Search the entries below. Return every line that has "Amplitude" in it.

____________

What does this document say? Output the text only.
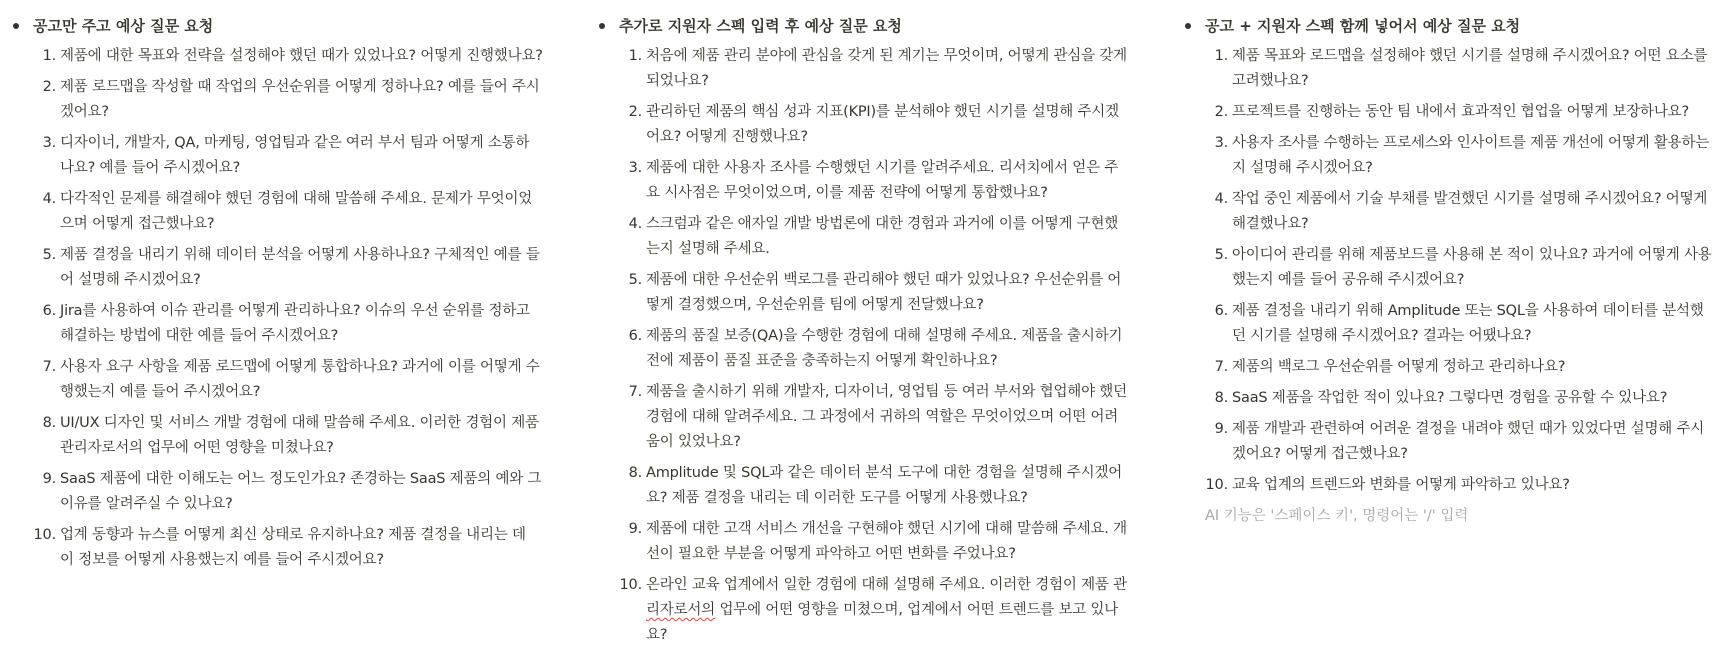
공고만 주고 예상 질문 요청
1. 제품에 대한 목표와 전략을 설정해야 했던 때가 있었나요? 어떻게 진행했나요?
2. 제품 로드맵을 작성할 때 작업의 우선순위를 어떻게 정하나요? 예를 들어 주시겠어요?
3. 디자이너, 개발자, QA, 마케팅, 영업팀과 같은 여러 부서 팀과 어떻게 소통하나요? 예를 들어 주시겠어요?
4. 다각적인 문제를 해결해야 했던 경험에 대해 말씀해 주세요. 문제가 무엇이었으며 어떻게 접근했나요?
5. 제품 결정을 내리기 위해 데이터 분석을 어떻게 사용하나요? 구체적인 예를 들어 설명해 주시겠어요?
6. Jira를 사용하여 이슈 관리를 어떻게 관리하나요? 이슈의 우선 순위를 정하고 해결하는 방법에 대한 예를 들어 주시겠어요?
7. 사용자 요구 사항을 제품 로드맵에 어떻게 통합하나요? 과거에 이를 어떻게 수행했는지 예를 들어 주시겠어요?
8. UI/UX 디자인 및 서비스 개발 경험에 대해 말씀해 주세요. 이러한 경험이 제품 관리자로서의 업무에 어떤 영향을 미쳤나요?
9. SaaS 제품에 대한 이해도는 어느 정도인가요? 존경하는 SaaS 제품의 예와 그 이유를 알려주실 수 있나요?
10. 업계 동향과 뉴스를 어떻게 최신 상태로 유지하나요? 제품 결정을 내리는 데 이 정보를 어떻게 사용했는지 예를 들어 주시겠어요?
추가로 지원자 스펙 입력 후 예상 질문 요청
1. 처음에 제품 관리 분야에 관심을 갖게 된 계기는 무엇이며, 어떻게 관심을 갖게 되었나요?
2. 관리하던 제품의 핵심 성과 지표(KPI)를 분석해야 했던 시기를 설명해 주시겠어요? 어떻게 진행했나요?
3. 제품에 대한 사용자 조사를 수행했던 시기를 알려주세요. 리서치에서 얻은 주요 시사점은 무엇이었으며, 이를 제품 전략에 어떻게 통합했나요?
4. 스크럼과 같은 애자일 개발 방법론에 대한 경험과 과거에 이를 어떻게 구현했는지 설명해 주세요.
5. 제품에 대한 우선순위 백로그를 관리해야 했던 때가 있었나요? 우선순위를 어떻게 결정했으며, 우선순위를 팀에 어떻게 전달했나요?
6. 제품의 품질 보증(QA)을 수행한 경험에 대해 설명해 주세요. 제품을 출시하기 전에 제품이 품질 표준을 충족하는지 어떻게 확인하나요?
7. 제품을 출시하기 위해 개발자, 디자이너, 영업팀 등 여러 부서와 협업해야 했던 경험에 대해 알려주세요. 그 과정에서 귀하의 역할은 무엇이었으며 어떤 어려움이 있었나요?
8. Amplitude 및 SQL과 같은 데이터 분석 도구에 대한 경험을 설명해 주시겠어요? 제품 결정을 내리는 데 이러한 도구를 어떻게 사용했나요?
9. 제품에 대한 고객 서비스 개선을 구현해야 했던 시기에 대해 말씀해 주세요. 개선이 필요한 부분을 어떻게 파악하고 어떤 변화를 주었나요?
10. 온라인 교육 업계에서 일한 경험에 대해 설명해 주세요. 이러한 경험이 제품 관리자로서의 업무에 어떤 영향을 미쳤으며, 업계에서 어떤 트렌드를 보고 있나요?
공고 + 지원자 스펙 함께 넣어서 예상 질문 요청
1. 제품 목표와 로드맵을 설정해야 했던 시기를 설명해 주시겠어요? 어떤 요소를 고려했나요?
2. 프로젝트를 진행하는 동안 팀 내에서 효과적인 협업을 어떻게 보장하나요?
3. 사용자 조사를 수행하는 프로세스와 인사이트를 제품 개선에 어떻게 활용하는지 설명해 주시겠어요?
4. 작업 중인 제품에서 기술 부채를 발견했던 시기를 설명해 주시겠어요? 어떻게 해결했나요?
5. 아이디어 관리를 위해 제품보드를 사용해 본 적이 있나요? 과거에 어떻게 사용했는지 예를 들어 공유해 주시겠어요?
6. 제품 결정을 내리기 위해 Amplitude 또는 SQL을 사용하여 데이터를 분석했던 시기를 설명해 주시겠어요? 결과는 어땠나요?
7. 제품의 백로그 우선순위를 어떻게 정하고 관리하나요?
8. SaaS 제품을 작업한 적이 있나요? 그렇다면 경험을 공유할 수 있나요?
9. 제품 개발과 관련하여 어려운 결정을 내려야 했던 때가 있었다면 설명해 주시겠어요? 어떻게 접근했나요?
10. 교육 업계의 트렌드와 변화를 어떻게 파악하고 있나요?
AI 기능은 '스페이스 키', 명령어는 '/' 입력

____________

--- The output ---
8. Amplitude 및 SQL과 같은 데이터 분석 도구에 대한 경험을 설명해 주시겠어요? 제품 결정을 내리는 데 이러한 도구를 어떻게 사용했나요?
6. 제품 결정을 내리기 위해 Amplitude 또는 SQL을 사용하여 데이터를 분석했던 시기를 설명해 주시겠어요? 결과는 어땠나요?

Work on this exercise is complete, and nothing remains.